■ Task input:
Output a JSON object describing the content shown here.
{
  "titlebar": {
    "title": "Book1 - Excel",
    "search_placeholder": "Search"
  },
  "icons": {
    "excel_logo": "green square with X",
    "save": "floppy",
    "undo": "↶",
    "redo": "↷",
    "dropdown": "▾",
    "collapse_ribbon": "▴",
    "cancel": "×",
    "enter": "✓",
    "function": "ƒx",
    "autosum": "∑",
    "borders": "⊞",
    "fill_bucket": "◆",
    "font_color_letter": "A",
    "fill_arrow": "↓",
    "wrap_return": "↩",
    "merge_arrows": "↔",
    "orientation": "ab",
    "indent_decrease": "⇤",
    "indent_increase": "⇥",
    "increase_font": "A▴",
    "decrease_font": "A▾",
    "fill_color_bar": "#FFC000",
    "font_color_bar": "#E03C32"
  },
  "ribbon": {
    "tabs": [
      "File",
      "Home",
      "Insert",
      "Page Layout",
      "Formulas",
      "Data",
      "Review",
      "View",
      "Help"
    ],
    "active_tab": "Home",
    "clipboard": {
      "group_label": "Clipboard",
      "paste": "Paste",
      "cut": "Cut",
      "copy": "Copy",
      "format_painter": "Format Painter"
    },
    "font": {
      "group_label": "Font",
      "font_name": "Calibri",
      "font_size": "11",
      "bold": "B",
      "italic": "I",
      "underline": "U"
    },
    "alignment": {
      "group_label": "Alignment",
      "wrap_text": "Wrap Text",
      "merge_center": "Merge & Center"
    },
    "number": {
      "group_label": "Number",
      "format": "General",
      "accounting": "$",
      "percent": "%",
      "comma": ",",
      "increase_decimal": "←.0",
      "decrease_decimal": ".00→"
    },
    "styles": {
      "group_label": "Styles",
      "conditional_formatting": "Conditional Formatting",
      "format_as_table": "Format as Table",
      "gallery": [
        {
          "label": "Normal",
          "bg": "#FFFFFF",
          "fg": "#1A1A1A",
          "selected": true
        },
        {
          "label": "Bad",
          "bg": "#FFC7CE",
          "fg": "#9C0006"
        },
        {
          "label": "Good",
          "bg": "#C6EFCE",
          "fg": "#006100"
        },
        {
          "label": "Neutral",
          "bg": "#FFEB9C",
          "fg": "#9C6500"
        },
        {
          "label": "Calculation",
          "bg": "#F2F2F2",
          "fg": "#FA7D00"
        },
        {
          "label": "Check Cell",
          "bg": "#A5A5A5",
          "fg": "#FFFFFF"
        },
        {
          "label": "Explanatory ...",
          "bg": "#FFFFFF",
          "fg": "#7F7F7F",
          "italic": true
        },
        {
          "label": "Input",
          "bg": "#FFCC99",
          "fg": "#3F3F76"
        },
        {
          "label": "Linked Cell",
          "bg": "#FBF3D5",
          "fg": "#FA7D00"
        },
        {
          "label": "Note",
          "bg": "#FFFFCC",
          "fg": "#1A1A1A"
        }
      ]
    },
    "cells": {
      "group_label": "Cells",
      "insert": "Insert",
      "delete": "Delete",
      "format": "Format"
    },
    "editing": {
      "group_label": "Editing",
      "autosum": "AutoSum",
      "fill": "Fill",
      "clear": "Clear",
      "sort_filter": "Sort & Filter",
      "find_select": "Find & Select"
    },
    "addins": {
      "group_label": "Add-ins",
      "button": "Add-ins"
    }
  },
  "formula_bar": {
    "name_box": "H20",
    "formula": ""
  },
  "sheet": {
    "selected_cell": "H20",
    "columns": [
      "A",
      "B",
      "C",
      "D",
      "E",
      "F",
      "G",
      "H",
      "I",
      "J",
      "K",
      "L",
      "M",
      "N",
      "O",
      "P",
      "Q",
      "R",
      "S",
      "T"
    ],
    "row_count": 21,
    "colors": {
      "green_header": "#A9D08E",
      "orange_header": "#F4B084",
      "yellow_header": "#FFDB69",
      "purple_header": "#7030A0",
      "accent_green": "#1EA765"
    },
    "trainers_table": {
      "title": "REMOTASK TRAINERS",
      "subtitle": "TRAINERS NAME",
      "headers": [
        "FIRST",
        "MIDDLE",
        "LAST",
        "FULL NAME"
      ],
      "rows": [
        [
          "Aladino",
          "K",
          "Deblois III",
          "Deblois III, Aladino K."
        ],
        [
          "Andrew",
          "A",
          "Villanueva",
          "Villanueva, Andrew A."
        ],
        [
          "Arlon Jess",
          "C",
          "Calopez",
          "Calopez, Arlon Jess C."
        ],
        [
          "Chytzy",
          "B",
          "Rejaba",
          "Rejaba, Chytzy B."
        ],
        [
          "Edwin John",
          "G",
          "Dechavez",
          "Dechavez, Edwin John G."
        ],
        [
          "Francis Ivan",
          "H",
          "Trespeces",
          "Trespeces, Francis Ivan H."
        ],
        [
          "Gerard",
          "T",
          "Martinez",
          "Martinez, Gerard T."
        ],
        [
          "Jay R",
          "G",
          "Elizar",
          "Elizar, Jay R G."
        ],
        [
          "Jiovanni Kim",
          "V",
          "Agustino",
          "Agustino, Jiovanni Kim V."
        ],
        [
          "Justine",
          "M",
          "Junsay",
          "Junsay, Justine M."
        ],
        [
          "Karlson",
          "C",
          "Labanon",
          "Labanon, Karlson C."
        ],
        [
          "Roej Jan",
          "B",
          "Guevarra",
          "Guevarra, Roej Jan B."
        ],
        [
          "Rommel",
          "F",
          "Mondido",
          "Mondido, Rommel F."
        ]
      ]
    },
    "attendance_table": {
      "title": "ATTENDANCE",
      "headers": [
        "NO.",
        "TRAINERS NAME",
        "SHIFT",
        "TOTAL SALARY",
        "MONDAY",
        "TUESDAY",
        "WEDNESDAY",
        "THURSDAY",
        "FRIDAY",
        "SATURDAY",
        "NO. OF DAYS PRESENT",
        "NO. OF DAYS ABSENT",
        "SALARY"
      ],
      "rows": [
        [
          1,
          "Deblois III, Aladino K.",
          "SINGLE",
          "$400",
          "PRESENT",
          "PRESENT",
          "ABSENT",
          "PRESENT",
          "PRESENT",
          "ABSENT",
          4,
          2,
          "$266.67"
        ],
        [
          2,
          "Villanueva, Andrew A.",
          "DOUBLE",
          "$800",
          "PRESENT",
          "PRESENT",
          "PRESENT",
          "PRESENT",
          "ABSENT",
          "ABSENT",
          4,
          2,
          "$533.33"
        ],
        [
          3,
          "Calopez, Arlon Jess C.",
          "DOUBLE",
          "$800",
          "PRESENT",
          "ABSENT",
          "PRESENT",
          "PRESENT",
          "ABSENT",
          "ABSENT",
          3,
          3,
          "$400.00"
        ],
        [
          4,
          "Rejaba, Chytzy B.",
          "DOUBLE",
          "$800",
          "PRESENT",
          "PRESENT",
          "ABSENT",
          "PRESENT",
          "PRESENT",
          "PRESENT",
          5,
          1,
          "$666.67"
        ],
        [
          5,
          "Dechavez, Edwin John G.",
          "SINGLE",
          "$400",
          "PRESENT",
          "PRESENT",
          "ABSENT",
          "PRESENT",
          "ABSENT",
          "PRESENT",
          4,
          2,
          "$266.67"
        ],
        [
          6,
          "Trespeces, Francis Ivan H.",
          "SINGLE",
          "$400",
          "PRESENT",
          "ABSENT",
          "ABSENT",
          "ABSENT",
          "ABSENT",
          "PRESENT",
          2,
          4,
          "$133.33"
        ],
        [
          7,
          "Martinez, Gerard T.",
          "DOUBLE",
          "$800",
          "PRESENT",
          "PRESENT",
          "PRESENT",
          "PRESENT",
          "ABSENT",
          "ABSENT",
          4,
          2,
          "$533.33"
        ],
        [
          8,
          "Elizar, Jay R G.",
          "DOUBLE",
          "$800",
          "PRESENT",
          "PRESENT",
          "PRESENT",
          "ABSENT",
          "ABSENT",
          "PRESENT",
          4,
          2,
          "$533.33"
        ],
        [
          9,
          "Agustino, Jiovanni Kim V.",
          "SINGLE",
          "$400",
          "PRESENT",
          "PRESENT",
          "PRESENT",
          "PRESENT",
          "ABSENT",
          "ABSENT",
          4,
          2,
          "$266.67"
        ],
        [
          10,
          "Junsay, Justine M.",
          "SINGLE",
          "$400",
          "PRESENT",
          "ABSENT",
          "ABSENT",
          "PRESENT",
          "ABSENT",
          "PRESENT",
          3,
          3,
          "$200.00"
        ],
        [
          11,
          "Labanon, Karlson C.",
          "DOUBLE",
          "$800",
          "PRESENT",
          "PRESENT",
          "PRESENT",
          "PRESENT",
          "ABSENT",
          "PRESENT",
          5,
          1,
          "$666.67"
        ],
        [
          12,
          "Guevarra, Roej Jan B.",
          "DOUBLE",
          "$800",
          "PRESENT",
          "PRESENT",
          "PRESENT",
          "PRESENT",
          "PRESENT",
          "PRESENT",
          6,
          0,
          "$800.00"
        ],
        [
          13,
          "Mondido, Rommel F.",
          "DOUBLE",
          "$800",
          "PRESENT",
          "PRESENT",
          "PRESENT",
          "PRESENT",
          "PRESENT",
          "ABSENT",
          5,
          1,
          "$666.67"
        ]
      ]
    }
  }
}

■ What is required: Gather every line from the listing above in which "Gerard" appears, and copy those lines.

■ Output:
          "Gerard",
          "Martinez, Gerard T."
          "Martinez, Gerard T.",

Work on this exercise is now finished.